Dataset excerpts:
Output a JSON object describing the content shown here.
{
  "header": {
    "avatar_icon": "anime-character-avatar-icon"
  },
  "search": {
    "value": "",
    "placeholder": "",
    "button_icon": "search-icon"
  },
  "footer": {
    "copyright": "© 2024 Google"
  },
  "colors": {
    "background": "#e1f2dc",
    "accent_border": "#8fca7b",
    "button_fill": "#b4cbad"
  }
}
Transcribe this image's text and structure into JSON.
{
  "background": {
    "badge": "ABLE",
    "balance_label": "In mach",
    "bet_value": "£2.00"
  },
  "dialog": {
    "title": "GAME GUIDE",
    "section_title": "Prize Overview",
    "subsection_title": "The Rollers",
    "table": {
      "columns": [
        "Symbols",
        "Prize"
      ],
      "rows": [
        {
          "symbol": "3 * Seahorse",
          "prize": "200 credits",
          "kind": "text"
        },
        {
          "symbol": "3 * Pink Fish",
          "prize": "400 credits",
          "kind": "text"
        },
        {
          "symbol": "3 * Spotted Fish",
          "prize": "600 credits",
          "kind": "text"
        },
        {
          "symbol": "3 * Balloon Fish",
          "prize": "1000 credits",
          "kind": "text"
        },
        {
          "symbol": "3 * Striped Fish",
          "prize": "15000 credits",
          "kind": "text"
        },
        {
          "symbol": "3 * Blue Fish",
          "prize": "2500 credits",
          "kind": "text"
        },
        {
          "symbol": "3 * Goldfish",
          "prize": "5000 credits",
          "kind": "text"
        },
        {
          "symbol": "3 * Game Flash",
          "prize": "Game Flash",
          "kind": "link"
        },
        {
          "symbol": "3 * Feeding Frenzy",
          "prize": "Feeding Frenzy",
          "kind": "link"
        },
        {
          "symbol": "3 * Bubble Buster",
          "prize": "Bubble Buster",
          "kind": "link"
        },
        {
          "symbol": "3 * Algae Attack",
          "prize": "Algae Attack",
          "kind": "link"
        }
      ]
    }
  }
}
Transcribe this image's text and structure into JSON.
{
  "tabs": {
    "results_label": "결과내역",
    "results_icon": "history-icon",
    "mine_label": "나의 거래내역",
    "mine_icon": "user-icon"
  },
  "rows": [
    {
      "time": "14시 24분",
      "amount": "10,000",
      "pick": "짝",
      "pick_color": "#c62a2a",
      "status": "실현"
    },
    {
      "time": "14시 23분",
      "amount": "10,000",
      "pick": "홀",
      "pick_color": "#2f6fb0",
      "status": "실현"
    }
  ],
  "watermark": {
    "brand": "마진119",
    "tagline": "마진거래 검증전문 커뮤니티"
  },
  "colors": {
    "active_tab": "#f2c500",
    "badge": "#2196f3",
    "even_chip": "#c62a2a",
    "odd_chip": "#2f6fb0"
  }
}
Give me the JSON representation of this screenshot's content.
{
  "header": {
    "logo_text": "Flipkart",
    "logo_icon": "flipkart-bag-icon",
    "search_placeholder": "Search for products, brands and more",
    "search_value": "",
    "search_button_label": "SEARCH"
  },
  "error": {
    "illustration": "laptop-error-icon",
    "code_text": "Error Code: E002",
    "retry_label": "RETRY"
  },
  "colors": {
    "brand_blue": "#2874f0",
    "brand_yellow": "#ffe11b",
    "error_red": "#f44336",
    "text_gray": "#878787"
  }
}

Prompt: Copy the data above exactly. Every line must be included.

Answer to this problem:
Output a JSON object describing the content shown here.
{
  "header": {
    "avatar_icon": "anime-character-avatar-icon"
  },
  "search": {
    "value": "",
    "placeholder": "",
    "button_icon": "search-icon"
  },
  "footer": {
    "copyright": "© 2024 Google"
  },
  "colors": {
    "background": "#e1f2dc",
    "accent_border": "#8fca7b",
    "button_fill": "#b4cbad"
  }
}
Transcribe this image's text and structure into JSON.
{
  "background": {
    "badge": "ABLE",
    "balance_label": "In mach",
    "bet_value": "£2.00"
  },
  "dialog": {
    "title": "GAME GUIDE",
    "section_title": "Prize Overview",
    "subsection_title": "The Rollers",
    "table": {
      "columns": [
        "Symbols",
        "Prize"
      ],
      "rows": [
        {
          "symbol": "3 * Seahorse",
          "prize": "200 credits",
          "kind": "text"
        },
        {
          "symbol": "3 * Pink Fish",
          "prize": "400 credits",
          "kind": "text"
        },
        {
          "symbol": "3 * Spotted Fish",
          "prize": "600 credits",
          "kind": "text"
        },
        {
          "symbol": "3 * Balloon Fish",
          "prize": "1000 credits",
          "kind": "text"
        },
        {
          "symbol": "3 * Striped Fish",
          "prize": "15000 credits",
          "kind": "text"
        },
        {
          "symbol": "3 * Blue Fish",
          "prize": "2500 credits",
          "kind": "text"
        },
        {
          "symbol": "3 * Goldfish",
          "prize": "5000 credits",
          "kind": "text"
        },
        {
          "symbol": "3 * Game Flash",
          "prize": "Game Flash",
          "kind": "link"
        },
        {
          "symbol": "3 * Feeding Frenzy",
          "prize": "Feeding Frenzy",
          "kind": "link"
        },
        {
          "symbol": "3 * Bubble Buster",
          "prize": "Bubble Buster",
          "kind": "link"
        },
        {
          "symbol": "3 * Algae Attack",
          "prize": "Algae Attack",
          "kind": "link"
        }
      ]
    }
  }
}
Transcribe this image's text and structure into JSON.
{
  "tabs": {
    "results_label": "결과내역",
    "results_icon": "history-icon",
    "mine_label": "나의 거래내역",
    "mine_icon": "user-icon"
  },
  "rows": [
    {
      "time": "14시 24분",
      "amount": "10,000",
      "pick": "짝",
      "pick_color": "#c62a2a",
      "status": "실현"
    },
    {
      "time": "14시 23분",
      "amount": "10,000",
      "pick": "홀",
      "pick_color": "#2f6fb0",
      "status": "실현"
    }
  ],
  "watermark": {
    "brand": "마진119",
    "tagline": "마진거래 검증전문 커뮤니티"
  },
  "colors": {
    "active_tab": "#f2c500",
    "badge": "#2196f3",
    "even_chip": "#c62a2a",
    "odd_chip": "#2f6fb0"
  }
}
Give me the JSON representation of this screenshot's content.
{
  "header": {
    "logo_text": "Flipkart",
    "logo_icon": "flipkart-bag-icon",
    "search_placeholder": "Search for products, brands and more",
    "search_value": "",
    "search_button_label": "SEARCH"
  },
  "error": {
    "illustration": "laptop-error-icon",
    "code_text": "Error Code: E002",
    "retry_label": "RETRY"
  },
  "colors": {
    "brand_blue": "#2874f0",
    "brand_yellow": "#ffe11b",
    "error_red": "#f44336",
    "text_gray": "#878787"
  }
}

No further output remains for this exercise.